Start EXERCISE DATA
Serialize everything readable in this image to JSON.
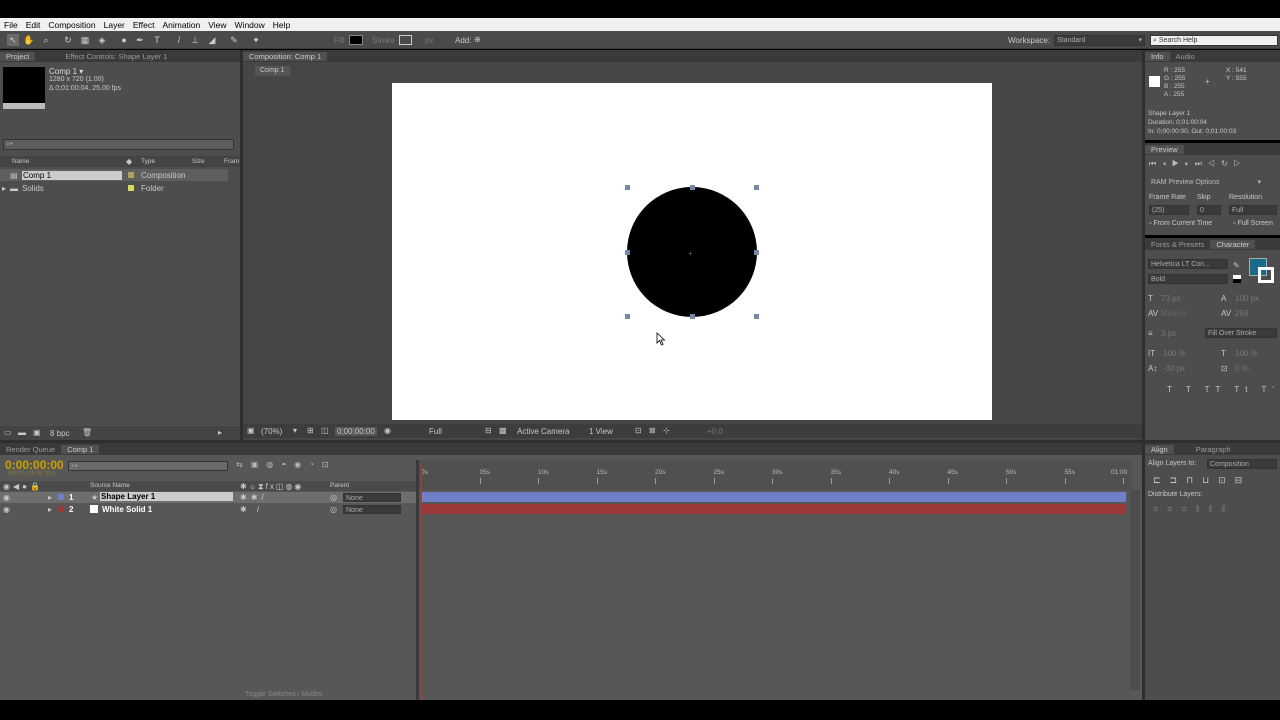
{
  "menu": [
    "File",
    "Edit",
    "Composition",
    "Layer",
    "Effect",
    "Animation",
    "View",
    "Window",
    "Help"
  ],
  "toolbar": {
    "fill": "Fill",
    "stroke": "Stroke",
    "px": "px",
    "add": "Add:",
    "workspace_label": "Workspace:",
    "workspace_value": "Standard",
    "search_placeholder": "Search Help"
  },
  "project": {
    "tab": "Project",
    "effect_tab": "Effect Controls: Shape Layer 1",
    "comp_name": "Comp 1 ▾",
    "comp_size": "1280 x 720 (1.00)",
    "comp_dur": "Δ 0;01:00:04, 25.00 fps",
    "col_name": "Name",
    "col_type": "Type",
    "col_size": "Size",
    "col_frame": "Fram",
    "items": [
      {
        "name": "Comp 1",
        "type": "Composition"
      },
      {
        "name": "Solids",
        "type": "Folder"
      }
    ],
    "bpc": "8 bpc"
  },
  "comp": {
    "tab": "Composition: Comp 1",
    "breadcrumb": "Comp 1",
    "zoom": "(70%)",
    "time": "0;00:00:00",
    "res": "Full",
    "camera": "Active Camera",
    "view": "1 View",
    "exposure": "+0.0"
  },
  "info": {
    "tab": "Info",
    "audio_tab": "Audio",
    "r": "R : 255",
    "g": "G : 255",
    "b": "B : 255",
    "a": "A : 255",
    "x": "X : 541",
    "y": "Y : 555",
    "layer": "Shape Layer 1",
    "duration": "Duration: 0;01:00:04",
    "inout": "In: 0;00:00:00, Out: 0;01:00:03"
  },
  "preview": {
    "tab": "Preview",
    "ram": "RAM Preview Options",
    "frame_rate": "Frame Rate",
    "skip": "Skip",
    "resolution": "Resolution",
    "fr_val": "(25)",
    "skip_val": "0",
    "res_val": "Full",
    "from_current": "From Current Time",
    "full_screen": "Full Screen"
  },
  "character": {
    "fonts_tab": "Fonts & Presets",
    "char_tab": "Character",
    "font": "Helvetica LT Con...",
    "style": "Bold",
    "size": "73 px",
    "leading": "100 px",
    "kerning": "Metrics",
    "tracking": "259",
    "stroke_w": "3 px",
    "stroke_mode": "Fill Over Stroke",
    "v_scale": "100 %",
    "h_scale": "100 %",
    "baseline": "-30 px",
    "tsume": "0 %"
  },
  "timeline": {
    "render_tab": "Render Queue",
    "comp_tab": "Comp 1",
    "timecode": "0:00:00:00",
    "fps": "00000 (25.00 fps)",
    "col_source": "Source Name",
    "col_parent": "Parent",
    "ticks": [
      "0s",
      "05s",
      "10s",
      "15s",
      "20s",
      "25s",
      "30s",
      "35s",
      "40s",
      "45s",
      "50s",
      "55s",
      "01:00"
    ],
    "layers": [
      {
        "num": "1",
        "name": "Shape Layer 1",
        "parent": "None"
      },
      {
        "num": "2",
        "name": "White Solid 1",
        "parent": "None"
      }
    ],
    "toggle": "Toggle Switches / Modes"
  },
  "align": {
    "tab": "Align",
    "para_tab": "Paragraph",
    "align_to": "Align Layers to:",
    "align_to_val": "Composition",
    "distribute": "Distribute Layers:"
  },
  "colors": {
    "layer1": "#7080c8",
    "layer2": "#9a3a3a",
    "accent": "#1a6a8a",
    "timecode": "#c8a000"
  }
}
End EXERCISE DATA
**SHORT PROBLEM**
Every record above should be transcribed exactly; the pictures stay out of the copy.

**ANSWER TO THIS PROBLEM**
Serialize everything readable in this image to JSON.
{
  "menu": [
    "File",
    "Edit",
    "Composition",
    "Layer",
    "Effect",
    "Animation",
    "View",
    "Window",
    "Help"
  ],
  "toolbar": {
    "fill": "Fill",
    "stroke": "Stroke",
    "px": "px",
    "add": "Add:",
    "workspace_label": "Workspace:",
    "workspace_value": "Standard",
    "search_placeholder": "Search Help"
  },
  "project": {
    "tab": "Project",
    "effect_tab": "Effect Controls: Shape Layer 1",
    "comp_name": "Comp 1 ▾",
    "comp_size": "1280 x 720 (1.00)",
    "comp_dur": "Δ 0;01:00:04, 25.00 fps",
    "col_name": "Name",
    "col_type": "Type",
    "col_size": "Size",
    "col_frame": "Fram",
    "items": [
      {
        "name": "Comp 1",
        "type": "Composition"
      },
      {
        "name": "Solids",
        "type": "Folder"
      }
    ],
    "bpc": "8 bpc"
  },
  "comp": {
    "tab": "Composition: Comp 1",
    "breadcrumb": "Comp 1",
    "zoom": "(70%)",
    "time": "0;00:00:00",
    "res": "Full",
    "camera": "Active Camera",
    "view": "1 View",
    "exposure": "+0.0"
  },
  "info": {
    "tab": "Info",
    "audio_tab": "Audio",
    "r": "R : 255",
    "g": "G : 255",
    "b": "B : 255",
    "a": "A : 255",
    "x": "X : 541",
    "y": "Y : 555",
    "layer": "Shape Layer 1",
    "duration": "Duration: 0;01:00:04",
    "inout": "In: 0;00:00:00, Out: 0;01:00:03"
  },
  "preview": {
    "tab": "Preview",
    "ram": "RAM Preview Options",
    "frame_rate": "Frame Rate",
    "skip": "Skip",
    "resolution": "Resolution",
    "fr_val": "(25)",
    "skip_val": "0",
    "res_val": "Full",
    "from_current": "From Current Time",
    "full_screen": "Full Screen"
  },
  "character": {
    "fonts_tab": "Fonts & Presets",
    "char_tab": "Character",
    "font": "Helvetica LT Con...",
    "style": "Bold",
    "size": "73 px",
    "leading": "100 px",
    "kerning": "Metrics",
    "tracking": "259",
    "stroke_w": "3 px",
    "stroke_mode": "Fill Over Stroke",
    "v_scale": "100 %",
    "h_scale": "100 %",
    "baseline": "-30 px",
    "tsume": "0 %"
  },
  "timeline": {
    "render_tab": "Render Queue",
    "comp_tab": "Comp 1",
    "timecode": "0:00:00:00",
    "fps": "00000 (25.00 fps)",
    "col_source": "Source Name",
    "col_parent": "Parent",
    "ticks": [
      "0s",
      "05s",
      "10s",
      "15s",
      "20s",
      "25s",
      "30s",
      "35s",
      "40s",
      "45s",
      "50s",
      "55s",
      "01:00"
    ],
    "layers": [
      {
        "num": "1",
        "name": "Shape Layer 1",
        "parent": "None"
      },
      {
        "num": "2",
        "name": "White Solid 1",
        "parent": "None"
      }
    ],
    "toggle": "Toggle Switches / Modes"
  },
  "align": {
    "tab": "Align",
    "para_tab": "Paragraph",
    "align_to": "Align Layers to:",
    "align_to_val": "Composition",
    "distribute": "Distribute Layers:"
  },
  "colors": {
    "layer1": "#7080c8",
    "layer2": "#9a3a3a",
    "accent": "#1a6a8a",
    "timecode": "#c8a000"
  }
}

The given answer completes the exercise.